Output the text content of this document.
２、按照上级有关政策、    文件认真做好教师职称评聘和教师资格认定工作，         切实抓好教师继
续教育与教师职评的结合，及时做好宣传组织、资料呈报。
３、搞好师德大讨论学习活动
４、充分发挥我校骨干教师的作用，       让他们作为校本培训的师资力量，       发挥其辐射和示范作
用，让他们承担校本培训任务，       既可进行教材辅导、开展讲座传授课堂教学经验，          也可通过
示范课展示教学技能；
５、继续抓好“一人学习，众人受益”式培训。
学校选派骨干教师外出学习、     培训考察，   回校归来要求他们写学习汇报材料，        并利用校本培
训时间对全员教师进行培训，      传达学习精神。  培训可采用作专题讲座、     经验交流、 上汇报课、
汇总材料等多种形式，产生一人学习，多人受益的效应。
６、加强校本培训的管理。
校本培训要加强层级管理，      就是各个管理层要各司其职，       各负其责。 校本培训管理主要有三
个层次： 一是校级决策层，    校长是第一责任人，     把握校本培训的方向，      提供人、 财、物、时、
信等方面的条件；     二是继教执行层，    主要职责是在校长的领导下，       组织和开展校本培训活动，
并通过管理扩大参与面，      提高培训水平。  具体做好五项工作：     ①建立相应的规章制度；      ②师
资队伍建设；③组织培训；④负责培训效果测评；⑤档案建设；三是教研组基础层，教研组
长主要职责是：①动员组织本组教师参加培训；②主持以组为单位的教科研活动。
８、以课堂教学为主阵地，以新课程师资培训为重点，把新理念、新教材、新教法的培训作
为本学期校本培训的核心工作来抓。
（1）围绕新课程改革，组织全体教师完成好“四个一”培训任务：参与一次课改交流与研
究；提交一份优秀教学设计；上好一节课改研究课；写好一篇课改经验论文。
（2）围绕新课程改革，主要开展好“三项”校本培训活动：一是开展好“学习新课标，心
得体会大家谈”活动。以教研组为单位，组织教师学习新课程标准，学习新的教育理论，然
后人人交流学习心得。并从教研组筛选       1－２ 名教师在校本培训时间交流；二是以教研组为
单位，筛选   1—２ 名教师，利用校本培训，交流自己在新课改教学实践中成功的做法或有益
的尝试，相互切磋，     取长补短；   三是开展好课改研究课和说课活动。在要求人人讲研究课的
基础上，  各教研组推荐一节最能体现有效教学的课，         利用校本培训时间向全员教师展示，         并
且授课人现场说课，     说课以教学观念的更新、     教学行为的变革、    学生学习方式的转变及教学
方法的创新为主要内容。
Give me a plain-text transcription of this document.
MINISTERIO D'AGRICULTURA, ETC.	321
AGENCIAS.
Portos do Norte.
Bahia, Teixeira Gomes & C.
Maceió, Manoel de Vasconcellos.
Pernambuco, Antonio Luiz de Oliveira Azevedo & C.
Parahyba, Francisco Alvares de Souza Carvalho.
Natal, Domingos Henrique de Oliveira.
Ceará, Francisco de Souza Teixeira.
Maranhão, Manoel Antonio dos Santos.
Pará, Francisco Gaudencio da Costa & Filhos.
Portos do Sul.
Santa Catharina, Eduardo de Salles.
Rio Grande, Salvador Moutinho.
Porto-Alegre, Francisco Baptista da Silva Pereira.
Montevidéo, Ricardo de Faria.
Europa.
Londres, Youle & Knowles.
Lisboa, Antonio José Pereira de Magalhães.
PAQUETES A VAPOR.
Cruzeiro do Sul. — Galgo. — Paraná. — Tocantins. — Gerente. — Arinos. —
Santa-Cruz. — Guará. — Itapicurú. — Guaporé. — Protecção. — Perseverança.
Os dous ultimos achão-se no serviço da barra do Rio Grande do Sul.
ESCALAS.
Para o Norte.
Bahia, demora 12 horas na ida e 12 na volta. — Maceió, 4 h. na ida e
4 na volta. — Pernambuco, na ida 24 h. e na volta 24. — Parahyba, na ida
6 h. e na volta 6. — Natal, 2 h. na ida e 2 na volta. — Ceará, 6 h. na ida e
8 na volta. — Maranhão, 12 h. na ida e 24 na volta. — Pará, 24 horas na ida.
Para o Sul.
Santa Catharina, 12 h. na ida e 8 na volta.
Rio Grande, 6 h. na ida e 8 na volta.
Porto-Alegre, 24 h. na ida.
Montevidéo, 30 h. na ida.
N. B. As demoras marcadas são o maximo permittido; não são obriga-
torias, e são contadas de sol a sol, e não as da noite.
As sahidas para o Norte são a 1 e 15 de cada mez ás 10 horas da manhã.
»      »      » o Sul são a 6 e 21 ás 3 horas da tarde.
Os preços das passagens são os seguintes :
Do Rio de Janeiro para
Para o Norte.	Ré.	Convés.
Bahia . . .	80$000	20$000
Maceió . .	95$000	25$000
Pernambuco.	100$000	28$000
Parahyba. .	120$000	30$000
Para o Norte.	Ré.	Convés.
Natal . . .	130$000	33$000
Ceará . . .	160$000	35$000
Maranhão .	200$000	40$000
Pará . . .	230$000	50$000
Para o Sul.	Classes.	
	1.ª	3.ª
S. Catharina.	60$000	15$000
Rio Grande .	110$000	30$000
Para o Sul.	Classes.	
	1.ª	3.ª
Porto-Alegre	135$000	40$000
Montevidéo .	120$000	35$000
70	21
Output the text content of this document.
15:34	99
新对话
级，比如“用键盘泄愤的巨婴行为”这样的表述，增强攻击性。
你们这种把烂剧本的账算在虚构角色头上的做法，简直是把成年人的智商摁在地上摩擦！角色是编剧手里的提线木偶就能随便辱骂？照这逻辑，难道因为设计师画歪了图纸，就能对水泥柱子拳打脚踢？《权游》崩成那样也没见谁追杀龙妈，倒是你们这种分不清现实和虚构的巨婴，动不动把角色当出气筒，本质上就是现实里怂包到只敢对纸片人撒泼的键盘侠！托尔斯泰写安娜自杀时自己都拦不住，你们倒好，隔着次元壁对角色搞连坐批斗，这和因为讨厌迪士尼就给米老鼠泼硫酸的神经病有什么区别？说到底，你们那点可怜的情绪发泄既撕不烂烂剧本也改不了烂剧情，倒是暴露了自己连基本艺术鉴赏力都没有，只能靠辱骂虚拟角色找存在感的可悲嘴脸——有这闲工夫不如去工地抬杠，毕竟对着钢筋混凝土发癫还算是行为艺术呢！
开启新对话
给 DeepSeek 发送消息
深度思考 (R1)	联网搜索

** Problem requirements **
Show all lines from the records above where the word "Maceió" occurs.

** Result of the task **
Maceió, Manoel de Vasconcellos.
Bahia, demora 12 horas na ida e 12 na volta. — Maceió, 4 h. na ida e
Maceió . .	95$000	25$000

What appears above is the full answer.